** start Task material **

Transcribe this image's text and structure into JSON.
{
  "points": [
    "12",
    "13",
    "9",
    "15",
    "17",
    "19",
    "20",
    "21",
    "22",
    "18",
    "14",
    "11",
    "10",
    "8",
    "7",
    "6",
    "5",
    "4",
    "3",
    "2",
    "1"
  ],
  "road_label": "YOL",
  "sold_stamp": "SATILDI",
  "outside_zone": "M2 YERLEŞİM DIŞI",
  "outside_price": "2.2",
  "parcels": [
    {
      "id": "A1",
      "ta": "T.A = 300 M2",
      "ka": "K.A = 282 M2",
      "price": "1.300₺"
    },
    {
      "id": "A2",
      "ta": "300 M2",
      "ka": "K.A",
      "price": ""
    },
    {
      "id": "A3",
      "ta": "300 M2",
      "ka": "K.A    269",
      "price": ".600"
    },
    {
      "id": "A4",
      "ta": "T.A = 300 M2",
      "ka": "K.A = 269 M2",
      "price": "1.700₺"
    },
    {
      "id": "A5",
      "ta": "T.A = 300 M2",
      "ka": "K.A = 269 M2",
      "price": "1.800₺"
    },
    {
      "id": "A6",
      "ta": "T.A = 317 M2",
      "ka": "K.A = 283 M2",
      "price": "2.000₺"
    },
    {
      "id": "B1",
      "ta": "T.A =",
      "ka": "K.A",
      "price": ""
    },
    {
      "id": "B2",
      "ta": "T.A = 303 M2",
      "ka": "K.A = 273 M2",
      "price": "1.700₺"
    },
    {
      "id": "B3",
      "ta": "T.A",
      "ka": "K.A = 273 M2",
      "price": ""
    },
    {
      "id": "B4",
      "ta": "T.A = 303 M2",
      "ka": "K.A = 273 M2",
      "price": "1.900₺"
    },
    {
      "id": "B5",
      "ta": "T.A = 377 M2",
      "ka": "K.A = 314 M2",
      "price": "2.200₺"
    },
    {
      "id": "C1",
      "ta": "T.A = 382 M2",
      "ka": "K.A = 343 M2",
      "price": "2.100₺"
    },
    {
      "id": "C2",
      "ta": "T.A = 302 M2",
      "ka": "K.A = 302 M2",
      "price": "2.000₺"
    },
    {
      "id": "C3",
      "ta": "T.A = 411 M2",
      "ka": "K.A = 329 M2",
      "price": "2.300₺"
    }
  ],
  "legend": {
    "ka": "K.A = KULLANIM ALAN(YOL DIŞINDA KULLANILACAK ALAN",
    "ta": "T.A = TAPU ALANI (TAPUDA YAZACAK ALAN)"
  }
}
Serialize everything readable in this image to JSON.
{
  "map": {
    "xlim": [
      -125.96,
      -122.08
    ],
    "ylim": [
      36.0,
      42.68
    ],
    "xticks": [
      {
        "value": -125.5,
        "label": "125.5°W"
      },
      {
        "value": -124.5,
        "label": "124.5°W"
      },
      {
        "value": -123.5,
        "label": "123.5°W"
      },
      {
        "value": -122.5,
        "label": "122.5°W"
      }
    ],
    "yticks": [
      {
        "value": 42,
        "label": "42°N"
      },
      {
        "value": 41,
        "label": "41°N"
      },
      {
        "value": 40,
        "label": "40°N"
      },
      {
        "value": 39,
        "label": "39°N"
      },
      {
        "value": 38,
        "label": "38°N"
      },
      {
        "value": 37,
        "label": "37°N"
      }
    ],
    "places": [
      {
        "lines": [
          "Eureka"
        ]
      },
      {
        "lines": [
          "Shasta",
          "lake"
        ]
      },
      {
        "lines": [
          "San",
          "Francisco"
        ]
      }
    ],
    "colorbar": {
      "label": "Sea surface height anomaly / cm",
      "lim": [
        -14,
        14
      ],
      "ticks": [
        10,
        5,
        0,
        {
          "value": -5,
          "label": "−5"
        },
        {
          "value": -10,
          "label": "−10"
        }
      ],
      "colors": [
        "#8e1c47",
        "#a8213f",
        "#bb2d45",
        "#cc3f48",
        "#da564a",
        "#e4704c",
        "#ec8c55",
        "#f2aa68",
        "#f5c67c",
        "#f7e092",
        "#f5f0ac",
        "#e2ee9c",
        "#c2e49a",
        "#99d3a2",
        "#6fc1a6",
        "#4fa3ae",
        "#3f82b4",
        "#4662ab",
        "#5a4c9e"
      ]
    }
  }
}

** end Task material **

* **Exercise requirements**: Of all the lines in the entries, how many contain the word "JSON"? Give only the number.

* **Complete answer**: 2